**Travail demandé:**
Renvoyez toutes les lignes de la liste ci-dessous, sans rien y changer.

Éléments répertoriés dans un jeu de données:
---+---
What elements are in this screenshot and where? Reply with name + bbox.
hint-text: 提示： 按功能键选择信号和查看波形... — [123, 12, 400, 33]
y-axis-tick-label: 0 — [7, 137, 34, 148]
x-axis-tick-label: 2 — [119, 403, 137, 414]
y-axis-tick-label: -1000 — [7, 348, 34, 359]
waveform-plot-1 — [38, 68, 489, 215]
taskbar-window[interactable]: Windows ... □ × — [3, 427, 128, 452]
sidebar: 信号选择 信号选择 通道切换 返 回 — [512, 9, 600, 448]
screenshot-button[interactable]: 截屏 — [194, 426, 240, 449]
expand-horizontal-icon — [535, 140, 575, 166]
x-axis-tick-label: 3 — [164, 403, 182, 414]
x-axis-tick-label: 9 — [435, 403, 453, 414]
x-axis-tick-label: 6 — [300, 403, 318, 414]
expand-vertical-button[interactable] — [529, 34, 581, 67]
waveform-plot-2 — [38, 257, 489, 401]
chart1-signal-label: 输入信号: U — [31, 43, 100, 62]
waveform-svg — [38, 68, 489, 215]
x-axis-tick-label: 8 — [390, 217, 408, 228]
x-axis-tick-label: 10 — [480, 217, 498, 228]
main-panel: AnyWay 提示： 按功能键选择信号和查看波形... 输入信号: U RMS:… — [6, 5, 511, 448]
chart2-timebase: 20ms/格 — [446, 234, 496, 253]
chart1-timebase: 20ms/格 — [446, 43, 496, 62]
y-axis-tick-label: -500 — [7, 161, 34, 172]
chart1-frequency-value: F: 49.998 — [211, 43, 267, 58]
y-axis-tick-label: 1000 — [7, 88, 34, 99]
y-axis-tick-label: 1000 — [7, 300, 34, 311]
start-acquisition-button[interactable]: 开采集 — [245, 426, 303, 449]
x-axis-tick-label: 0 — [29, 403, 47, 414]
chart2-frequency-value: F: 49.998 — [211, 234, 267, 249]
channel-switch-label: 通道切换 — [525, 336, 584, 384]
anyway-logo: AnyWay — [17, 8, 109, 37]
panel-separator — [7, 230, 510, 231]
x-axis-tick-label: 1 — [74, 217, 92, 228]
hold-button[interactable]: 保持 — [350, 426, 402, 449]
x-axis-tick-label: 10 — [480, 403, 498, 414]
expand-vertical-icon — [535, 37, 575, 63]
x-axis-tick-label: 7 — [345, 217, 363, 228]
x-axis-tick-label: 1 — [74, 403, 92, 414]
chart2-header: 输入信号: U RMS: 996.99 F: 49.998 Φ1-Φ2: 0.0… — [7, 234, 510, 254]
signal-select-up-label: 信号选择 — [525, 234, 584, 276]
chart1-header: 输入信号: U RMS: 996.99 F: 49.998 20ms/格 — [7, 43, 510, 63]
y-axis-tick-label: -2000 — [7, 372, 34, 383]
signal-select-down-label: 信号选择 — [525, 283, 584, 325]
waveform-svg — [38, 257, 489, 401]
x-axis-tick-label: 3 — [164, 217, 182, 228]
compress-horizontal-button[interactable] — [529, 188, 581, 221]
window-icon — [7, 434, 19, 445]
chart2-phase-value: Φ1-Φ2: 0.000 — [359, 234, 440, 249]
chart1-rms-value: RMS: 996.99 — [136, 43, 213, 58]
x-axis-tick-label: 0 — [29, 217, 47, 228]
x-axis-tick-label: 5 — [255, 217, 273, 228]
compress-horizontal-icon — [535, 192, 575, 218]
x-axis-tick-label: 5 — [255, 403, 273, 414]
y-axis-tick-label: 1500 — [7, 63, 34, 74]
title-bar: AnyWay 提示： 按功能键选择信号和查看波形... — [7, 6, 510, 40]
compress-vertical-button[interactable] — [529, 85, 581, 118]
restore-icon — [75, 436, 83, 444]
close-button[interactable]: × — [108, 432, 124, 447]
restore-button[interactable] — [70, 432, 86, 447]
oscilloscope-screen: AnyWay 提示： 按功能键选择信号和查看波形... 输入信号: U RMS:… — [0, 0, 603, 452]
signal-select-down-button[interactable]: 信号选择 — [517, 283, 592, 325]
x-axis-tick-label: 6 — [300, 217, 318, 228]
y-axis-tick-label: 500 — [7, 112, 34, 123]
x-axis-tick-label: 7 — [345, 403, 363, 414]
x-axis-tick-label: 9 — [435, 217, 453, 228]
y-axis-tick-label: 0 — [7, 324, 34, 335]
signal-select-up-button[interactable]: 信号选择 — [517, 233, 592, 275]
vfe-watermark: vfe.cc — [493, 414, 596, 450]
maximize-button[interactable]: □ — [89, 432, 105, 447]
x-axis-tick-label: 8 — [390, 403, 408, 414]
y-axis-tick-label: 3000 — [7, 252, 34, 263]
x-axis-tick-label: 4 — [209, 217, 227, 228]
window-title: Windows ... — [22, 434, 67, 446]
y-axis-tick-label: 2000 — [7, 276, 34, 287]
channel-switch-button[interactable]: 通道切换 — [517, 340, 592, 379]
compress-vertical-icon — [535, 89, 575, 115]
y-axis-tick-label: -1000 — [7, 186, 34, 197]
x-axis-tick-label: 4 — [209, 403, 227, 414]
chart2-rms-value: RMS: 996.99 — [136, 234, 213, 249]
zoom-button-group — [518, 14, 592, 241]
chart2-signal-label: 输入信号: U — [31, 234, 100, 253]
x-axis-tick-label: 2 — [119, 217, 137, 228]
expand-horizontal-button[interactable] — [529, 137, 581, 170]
---+---
**La solution:**
What elements are in this screenshot and where? Reply with name + bbox.
hint-text: 提示： 按功能键选择信号和查看波形... — [123, 12, 400, 33]
y-axis-tick-label: 0 — [7, 137, 34, 148]
x-axis-tick-label: 2 — [119, 403, 137, 414]
y-axis-tick-label: -1000 — [7, 348, 34, 359]
waveform-plot-1 — [38, 68, 489, 215]
taskbar-window[interactable]: Windows ... □ × — [3, 427, 128, 452]
sidebar: 信号选择 信号选择 通道切换 返 回 — [512, 9, 600, 448]
screenshot-button[interactable]: 截屏 — [194, 426, 240, 449]
expand-horizontal-icon — [535, 140, 575, 166]
x-axis-tick-label: 3 — [164, 403, 182, 414]
x-axis-tick-label: 9 — [435, 403, 453, 414]
x-axis-tick-label: 6 — [300, 403, 318, 414]
expand-vertical-button[interactable] — [529, 34, 581, 67]
waveform-plot-2 — [38, 257, 489, 401]
chart1-signal-label: 输入信号: U — [31, 43, 100, 62]
waveform-svg — [38, 68, 489, 215]
x-axis-tick-label: 8 — [390, 217, 408, 228]
x-axis-tick-label: 10 — [480, 217, 498, 228]
main-panel: AnyWay 提示： 按功能键选择信号和查看波形... 输入信号: U RMS:… — [6, 5, 511, 448]
chart2-timebase: 20ms/格 — [446, 234, 496, 253]
chart1-timebase: 20ms/格 — [446, 43, 496, 62]
y-axis-tick-label: -500 — [7, 161, 34, 172]
chart1-frequency-value: F: 49.998 — [211, 43, 267, 58]
y-axis-tick-label: 1000 — [7, 88, 34, 99]
y-axis-tick-label: 1000 — [7, 300, 34, 311]
start-acquisition-button[interactable]: 开采集 — [245, 426, 303, 449]
x-axis-tick-label: 0 — [29, 403, 47, 414]
chart2-frequency-value: F: 49.998 — [211, 234, 267, 249]
channel-switch-label: 通道切换 — [525, 336, 584, 384]
anyway-logo: AnyWay — [17, 8, 109, 37]
panel-separator — [7, 230, 510, 231]
x-axis-tick-label: 1 — [74, 217, 92, 228]
hold-button[interactable]: 保持 — [350, 426, 402, 449]
x-axis-tick-label: 10 — [480, 403, 498, 414]
expand-vertical-icon — [535, 37, 575, 63]
x-axis-tick-label: 7 — [345, 217, 363, 228]
x-axis-tick-label: 1 — [74, 403, 92, 414]
chart2-header: 输入信号: U RMS: 996.99 F: 49.998 Φ1-Φ2: 0.0… — [7, 234, 510, 254]
signal-select-up-label: 信号选择 — [525, 234, 584, 276]
chart1-header: 输入信号: U RMS: 996.99 F: 49.998 20ms/格 — [7, 43, 510, 63]
y-axis-tick-label: -2000 — [7, 372, 34, 383]
signal-select-down-label: 信号选择 — [525, 283, 584, 325]
waveform-svg — [38, 257, 489, 401]
x-axis-tick-label: 3 — [164, 217, 182, 228]
compress-horizontal-button[interactable] — [529, 188, 581, 221]
window-icon — [7, 434, 19, 445]
chart2-phase-value: Φ1-Φ2: 0.000 — [359, 234, 440, 249]
chart1-rms-value: RMS: 996.99 — [136, 43, 213, 58]
x-axis-tick-label: 0 — [29, 217, 47, 228]
x-axis-tick-label: 5 — [255, 217, 273, 228]
compress-horizontal-icon — [535, 192, 575, 218]
x-axis-tick-label: 5 — [255, 403, 273, 414]
y-axis-tick-label: 1500 — [7, 63, 34, 74]
title-bar: AnyWay 提示： 按功能键选择信号和查看波形... — [7, 6, 510, 40]
compress-vertical-button[interactable] — [529, 85, 581, 118]
restore-icon — [75, 436, 83, 444]
close-button[interactable]: × — [108, 432, 124, 447]
restore-button[interactable] — [70, 432, 86, 447]
oscilloscope-screen: AnyWay 提示： 按功能键选择信号和查看波形... 输入信号: U RMS:… — [0, 0, 603, 452]
signal-select-down-button[interactable]: 信号选择 — [517, 283, 592, 325]
x-axis-tick-label: 6 — [300, 217, 318, 228]
y-axis-tick-label: 500 — [7, 112, 34, 123]
x-axis-tick-label: 7 — [345, 403, 363, 414]
x-axis-tick-label: 9 — [435, 217, 453, 228]
y-axis-tick-label: 0 — [7, 324, 34, 335]
signal-select-up-button[interactable]: 信号选择 — [517, 233, 592, 275]
vfe-watermark: vfe.cc — [493, 414, 596, 450]
maximize-button[interactable]: □ — [89, 432, 105, 447]
x-axis-tick-label: 8 — [390, 403, 408, 414]
y-axis-tick-label: 3000 — [7, 252, 34, 263]
x-axis-tick-label: 4 — [209, 217, 227, 228]
window-title: Windows ... — [22, 434, 67, 446]
y-axis-tick-label: 2000 — [7, 276, 34, 287]
channel-switch-button[interactable]: 通道切换 — [517, 340, 592, 379]
compress-vertical-icon — [535, 89, 575, 115]
y-axis-tick-label: -1000 — [7, 186, 34, 197]
x-axis-tick-label: 4 — [209, 403, 227, 414]
chart2-rms-value: RMS: 996.99 — [136, 234, 213, 249]
zoom-button-group — [518, 14, 592, 241]
chart2-signal-label: 输入信号: U — [31, 234, 100, 253]
x-axis-tick-label: 2 — [119, 217, 137, 228]
expand-horizontal-button[interactable] — [529, 137, 581, 170]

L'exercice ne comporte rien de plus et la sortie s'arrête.